How many lines of the entries below include the word "Heikin"? Answer with the number alone.

**** Data extract

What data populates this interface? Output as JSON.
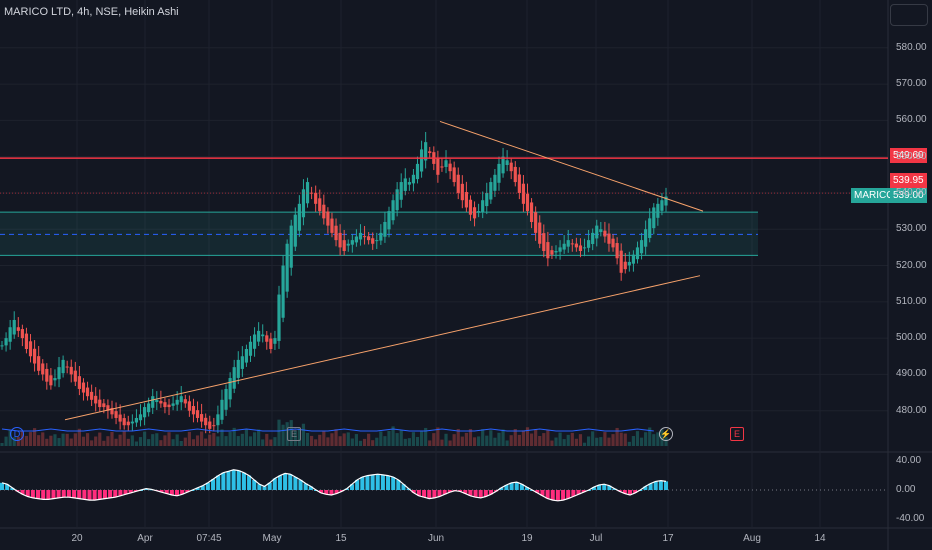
{
  "header": {
    "symbol_title": "MARICO LTD, 4h, NSE, Heikin Ashi"
  },
  "colors": {
    "up": "#26a69a",
    "down": "#ef5350",
    "resistance": "#f23645",
    "trendline": "#f7a26b",
    "zone": "#26a69a",
    "osc_up": "#2ebfe6",
    "osc_down": "#ff2d7d",
    "background": "#131722"
  },
  "price_labels": {
    "resistance": "549.60",
    "last_close": "539.95",
    "ticker": "MARICO",
    "current": "539.00"
  },
  "markers": {
    "dividend": "D",
    "earnings": "E",
    "earnings_future": "E",
    "flash_icon": "lightning-icon"
  },
  "chart_data": {
    "type": "candlestick",
    "title": "MARICO LTD, 4h, NSE, Heikin Ashi",
    "y_axis": {
      "ticks": [
        "580.00",
        "570.00",
        "560.00",
        "550.00",
        "540.00",
        "530.00",
        "520.00",
        "510.00",
        "500.00",
        "490.00",
        "480.00"
      ],
      "ylim": [
        470,
        586
      ]
    },
    "x_axis": {
      "ticks": [
        "20",
        "Apr",
        "07:45",
        "May",
        "15",
        "Jun",
        "19",
        "Jul",
        "17",
        "Aug",
        "14"
      ]
    },
    "levels": {
      "resistance": 549.6,
      "zone_top": 534.7,
      "zone_mid": 528.6,
      "zone_bottom": 522.8
    },
    "trendlines": [
      {
        "name": "",
        "from": 477.5,
        "to": 517.2
      },
      {
        "name": "",
        "from": 559.7,
        "to": 535.0
      }
    ],
    "series": [
      {
        "name": "",
        "values": [
          498,
          500,
          503,
          505,
          502,
          500,
          497,
          495,
          493,
          491,
          490,
          488,
          487,
          489,
          492,
          494,
          492,
          490,
          488,
          486,
          485,
          484,
          483,
          482,
          481,
          481,
          480,
          479,
          478,
          477,
          476,
          476,
          477,
          478,
          479,
          481,
          482,
          484,
          483,
          482,
          481,
          481,
          482,
          483,
          484,
          482,
          480,
          479,
          478,
          477,
          476,
          475,
          476,
          479,
          483,
          486,
          489,
          492,
          494,
          495,
          497,
          499,
          501,
          502,
          501,
          499,
          497,
          500,
          512,
          520,
          526,
          531,
          534,
          537,
          541,
          543,
          540,
          537,
          535,
          533,
          531,
          529,
          527,
          525,
          524,
          526,
          527,
          528,
          529,
          528,
          527,
          526,
          527,
          529,
          532,
          535,
          538,
          541,
          543,
          544,
          543,
          545,
          548,
          552,
          554,
          551,
          548,
          545,
          547,
          549,
          546,
          543,
          540,
          538,
          536,
          534,
          533,
          535,
          538,
          540,
          543,
          545,
          548,
          550,
          549,
          546,
          543,
          540,
          537,
          535,
          532,
          529,
          526,
          524,
          522,
          523,
          524,
          525,
          526,
          527,
          526,
          525,
          524,
          525,
          527,
          529,
          531,
          530,
          528,
          526,
          525,
          522,
          518,
          519,
          521,
          523,
          525,
          527,
          530,
          533,
          536,
          537,
          538,
          539
        ]
      },
      {
        "name": "MACD Histogram",
        "values": [
          10,
          8,
          3,
          -2,
          -6,
          -9,
          -11,
          -12,
          -13,
          -13,
          -12,
          -11,
          -10,
          -10,
          -11,
          -12,
          -13,
          -14,
          -14,
          -13,
          -12,
          -11,
          -10,
          -8,
          -6,
          -4,
          -2,
          0,
          2,
          1,
          -1,
          -3,
          -5,
          -7,
          -8,
          -6,
          -3,
          0,
          3,
          6,
          10,
          15,
          20,
          24,
          26,
          28,
          27,
          24,
          20,
          14,
          8,
          5,
          10,
          16,
          20,
          23,
          22,
          18,
          14,
          9,
          5,
          0,
          -4,
          -6,
          -7,
          -5,
          -2,
          2,
          8,
          14,
          18,
          20,
          21,
          22,
          21,
          20,
          18,
          14,
          8,
          2,
          -4,
          -8,
          -10,
          -12,
          -11,
          -9,
          -6,
          -3,
          -1,
          -2,
          -5,
          -8,
          -10,
          -11,
          -9,
          -6,
          -2,
          3,
          7,
          10,
          11,
          8,
          4,
          0,
          -4,
          -8,
          -12,
          -14,
          -15,
          -14,
          -12,
          -9,
          -6,
          -3,
          0,
          4,
          7,
          8,
          6,
          2,
          -2,
          -5,
          -7,
          -4,
          0,
          5,
          9,
          12,
          13,
          12
        ]
      },
      {
        "name": "MACD",
        "values": [
          10,
          8,
          3,
          -2,
          -6,
          -9,
          -11,
          -12,
          -13,
          -13,
          -12,
          -11,
          -10,
          -10,
          -11,
          -12,
          -13,
          -14,
          -14,
          -13,
          -12,
          -11,
          -10,
          -8,
          -6,
          -4,
          -2,
          0,
          2,
          1,
          -1,
          -3,
          -5,
          -7,
          -8,
          -6,
          -3,
          0,
          3,
          6,
          10,
          15,
          20,
          24,
          26,
          28,
          27,
          24,
          20,
          14,
          8,
          5,
          10,
          16,
          20,
          23,
          22,
          18,
          14,
          9,
          5,
          0,
          -4,
          -6,
          -7,
          -5,
          -2,
          2,
          8,
          14,
          18,
          20,
          21,
          22,
          21,
          20,
          18,
          14,
          8,
          2,
          -4,
          -8,
          -10,
          -12,
          -11,
          -9,
          -6,
          -3,
          -1,
          -2,
          -5,
          -8,
          -10,
          -11,
          -9,
          -6,
          -2,
          3,
          7,
          10,
          11,
          8,
          4,
          0,
          -4,
          -8,
          -12,
          -14,
          -15,
          -14,
          -12,
          -9,
          -6,
          -3,
          0,
          4,
          7,
          8,
          6,
          2,
          -2,
          -5,
          -7,
          -4,
          0,
          5,
          9,
          12,
          13,
          12
        ]
      }
    ],
    "oscillator_axis": {
      "ticks": [
        "40.00",
        "0.00",
        "-40.00"
      ],
      "ylim": [
        -50,
        50
      ]
    },
    "grid": true,
    "legend": "none"
  }
}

********

> **Answer for the task**: 2